---------- RECORDS PROVIDED ----------
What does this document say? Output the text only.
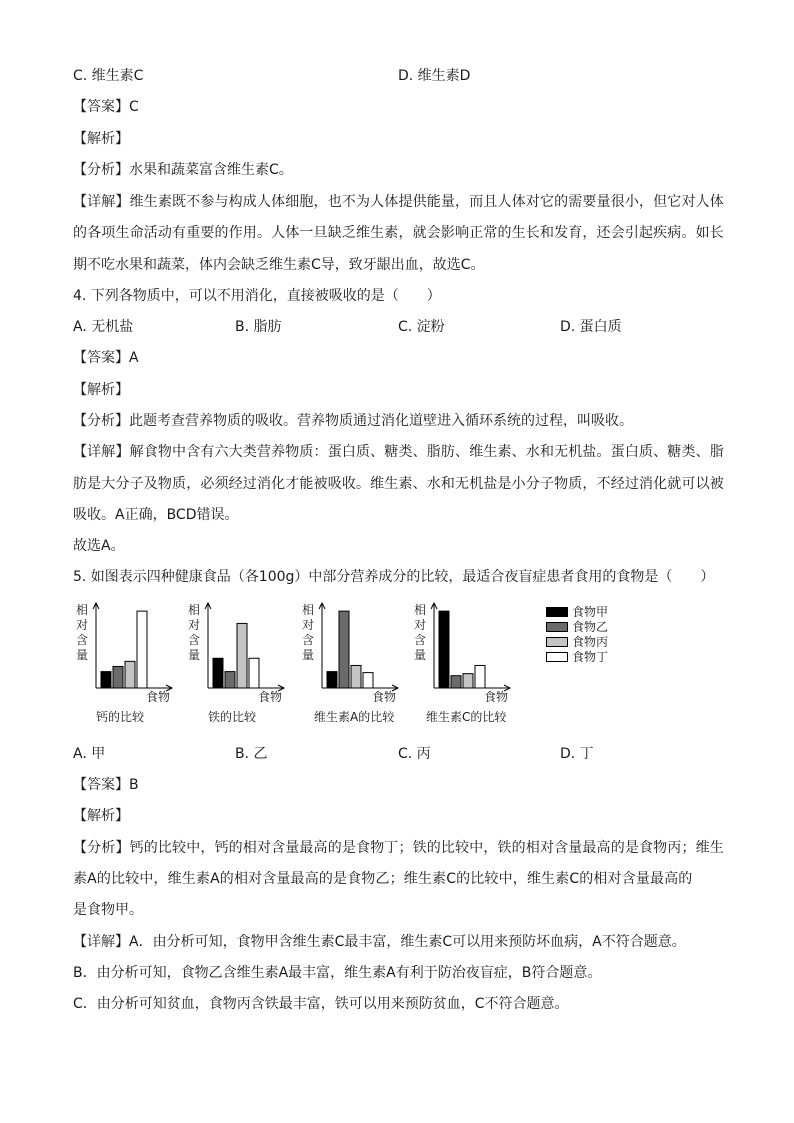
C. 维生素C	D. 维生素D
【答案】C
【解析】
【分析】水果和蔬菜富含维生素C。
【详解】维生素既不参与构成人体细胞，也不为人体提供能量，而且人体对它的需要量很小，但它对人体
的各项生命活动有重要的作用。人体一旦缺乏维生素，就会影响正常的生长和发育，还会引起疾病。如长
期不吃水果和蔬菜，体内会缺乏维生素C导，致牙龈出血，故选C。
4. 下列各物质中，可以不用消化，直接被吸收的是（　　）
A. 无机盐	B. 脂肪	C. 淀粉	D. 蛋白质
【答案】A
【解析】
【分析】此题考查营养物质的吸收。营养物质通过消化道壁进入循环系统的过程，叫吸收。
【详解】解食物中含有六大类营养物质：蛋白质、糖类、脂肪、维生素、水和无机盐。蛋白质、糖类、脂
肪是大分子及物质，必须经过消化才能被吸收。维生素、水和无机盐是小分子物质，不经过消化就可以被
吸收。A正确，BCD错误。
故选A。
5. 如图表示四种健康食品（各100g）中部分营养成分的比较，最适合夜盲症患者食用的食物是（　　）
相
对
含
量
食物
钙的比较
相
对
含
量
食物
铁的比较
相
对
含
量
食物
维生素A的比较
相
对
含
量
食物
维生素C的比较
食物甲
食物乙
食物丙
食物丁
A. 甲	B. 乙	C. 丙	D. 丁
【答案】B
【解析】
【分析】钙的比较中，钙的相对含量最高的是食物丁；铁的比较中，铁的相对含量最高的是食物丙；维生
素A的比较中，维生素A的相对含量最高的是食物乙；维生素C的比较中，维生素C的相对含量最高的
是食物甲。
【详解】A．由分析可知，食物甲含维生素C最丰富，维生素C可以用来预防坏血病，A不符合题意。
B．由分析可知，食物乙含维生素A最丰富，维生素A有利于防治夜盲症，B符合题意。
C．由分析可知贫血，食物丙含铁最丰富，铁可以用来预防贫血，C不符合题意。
----------
EXERCISE
Drop the pictures and reproduce the rest of the entries above exactly.

EXERCISE RESPONSE
What does this document say? Output the text only.
C. 维生素C	D. 维生素D
【答案】C
【解析】
【分析】水果和蔬菜富含维生素C。
【详解】维生素既不参与构成人体细胞，也不为人体提供能量，而且人体对它的需要量很小，但它对人体
的各项生命活动有重要的作用。人体一旦缺乏维生素，就会影响正常的生长和发育，还会引起疾病。如长
期不吃水果和蔬菜，体内会缺乏维生素C导，致牙龈出血，故选C。
4. 下列各物质中，可以不用消化，直接被吸收的是（　　）
A. 无机盐	B. 脂肪	C. 淀粉	D. 蛋白质
【答案】A
【解析】
【分析】此题考查营养物质的吸收。营养物质通过消化道壁进入循环系统的过程，叫吸收。
【详解】解食物中含有六大类营养物质：蛋白质、糖类、脂肪、维生素、水和无机盐。蛋白质、糖类、脂
肪是大分子及物质，必须经过消化才能被吸收。维生素、水和无机盐是小分子物质，不经过消化就可以被
吸收。A正确，BCD错误。
故选A。
5. 如图表示四种健康食品（各100g）中部分营养成分的比较，最适合夜盲症患者食用的食物是（　　）
相
对
含
量
食物
钙的比较
相
对
含
量
食物
铁的比较
相
对
含
量
食物
维生素A的比较
相
对
含
量
食物
维生素C的比较
食物甲
食物乙
食物丙
食物丁
A. 甲	B. 乙	C. 丙	D. 丁
【答案】B
【解析】
【分析】钙的比较中，钙的相对含量最高的是食物丁；铁的比较中，铁的相对含量最高的是食物丙；维生
素A的比较中，维生素A的相对含量最高的是食物乙；维生素C的比较中，维生素C的相对含量最高的
是食物甲。
【详解】A．由分析可知，食物甲含维生素C最丰富，维生素C可以用来预防坏血病，A不符合题意。
B．由分析可知，食物乙含维生素A最丰富，维生素A有利于防治夜盲症，B符合题意。
C．由分析可知贫血，食物丙含铁最丰富，铁可以用来预防贫血，C不符合题意。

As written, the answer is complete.